# Aim of the task:
Would you return all of this data exactly, leaving nothing out?

Data entries for graphics
········

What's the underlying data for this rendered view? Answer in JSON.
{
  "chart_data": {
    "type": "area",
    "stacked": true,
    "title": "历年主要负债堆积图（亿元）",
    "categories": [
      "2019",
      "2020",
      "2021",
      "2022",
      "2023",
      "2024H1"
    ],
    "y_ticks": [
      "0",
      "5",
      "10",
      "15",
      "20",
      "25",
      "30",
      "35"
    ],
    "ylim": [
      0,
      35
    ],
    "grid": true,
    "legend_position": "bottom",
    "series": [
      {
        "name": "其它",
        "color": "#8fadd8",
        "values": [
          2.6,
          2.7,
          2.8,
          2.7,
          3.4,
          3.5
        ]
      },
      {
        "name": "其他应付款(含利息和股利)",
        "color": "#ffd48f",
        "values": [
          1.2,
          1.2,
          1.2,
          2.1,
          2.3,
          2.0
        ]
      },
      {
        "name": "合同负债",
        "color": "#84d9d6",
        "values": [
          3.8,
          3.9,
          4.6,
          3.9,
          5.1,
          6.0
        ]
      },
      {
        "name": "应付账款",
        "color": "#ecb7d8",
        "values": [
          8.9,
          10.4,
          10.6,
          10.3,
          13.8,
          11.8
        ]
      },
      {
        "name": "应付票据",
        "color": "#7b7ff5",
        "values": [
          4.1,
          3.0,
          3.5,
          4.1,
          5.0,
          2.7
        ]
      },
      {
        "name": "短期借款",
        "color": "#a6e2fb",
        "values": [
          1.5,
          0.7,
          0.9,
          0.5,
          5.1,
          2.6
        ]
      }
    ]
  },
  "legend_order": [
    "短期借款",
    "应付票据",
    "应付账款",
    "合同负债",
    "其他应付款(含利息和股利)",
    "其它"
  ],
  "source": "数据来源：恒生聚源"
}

········

# Task answer:
What's the underlying data for this rendered view? Answer in JSON.
{
  "chart_data": {
    "type": "area",
    "stacked": true,
    "title": "历年主要负债堆积图（亿元）",
    "categories": [
      "2019",
      "2020",
      "2021",
      "2022",
      "2023",
      "2024H1"
    ],
    "y_ticks": [
      "0",
      "5",
      "10",
      "15",
      "20",
      "25",
      "30",
      "35"
    ],
    "ylim": [
      0,
      35
    ],
    "grid": true,
    "legend_position": "bottom",
    "series": [
      {
        "name": "其它",
        "color": "#8fadd8",
        "values": [
          2.6,
          2.7,
          2.8,
          2.7,
          3.4,
          3.5
        ]
      },
      {
        "name": "其他应付款(含利息和股利)",
        "color": "#ffd48f",
        "values": [
          1.2,
          1.2,
          1.2,
          2.1,
          2.3,
          2.0
        ]
      },
      {
        "name": "合同负债",
        "color": "#84d9d6",
        "values": [
          3.8,
          3.9,
          4.6,
          3.9,
          5.1,
          6.0
        ]
      },
      {
        "name": "应付账款",
        "color": "#ecb7d8",
        "values": [
          8.9,
          10.4,
          10.6,
          10.3,
          13.8,
          11.8
        ]
      },
      {
        "name": "应付票据",
        "color": "#7b7ff5",
        "values": [
          4.1,
          3.0,
          3.5,
          4.1,
          5.0,
          2.7
        ]
      },
      {
        "name": "短期借款",
        "color": "#a6e2fb",
        "values": [
          1.5,
          0.7,
          0.9,
          0.5,
          5.1,
          2.6
        ]
      }
    ]
  },
  "legend_order": [
    "短期借款",
    "应付票据",
    "应付账款",
    "合同负债",
    "其他应付款(含利息和股利)",
    "其它"
  ],
  "source": "数据来源：恒生聚源"
}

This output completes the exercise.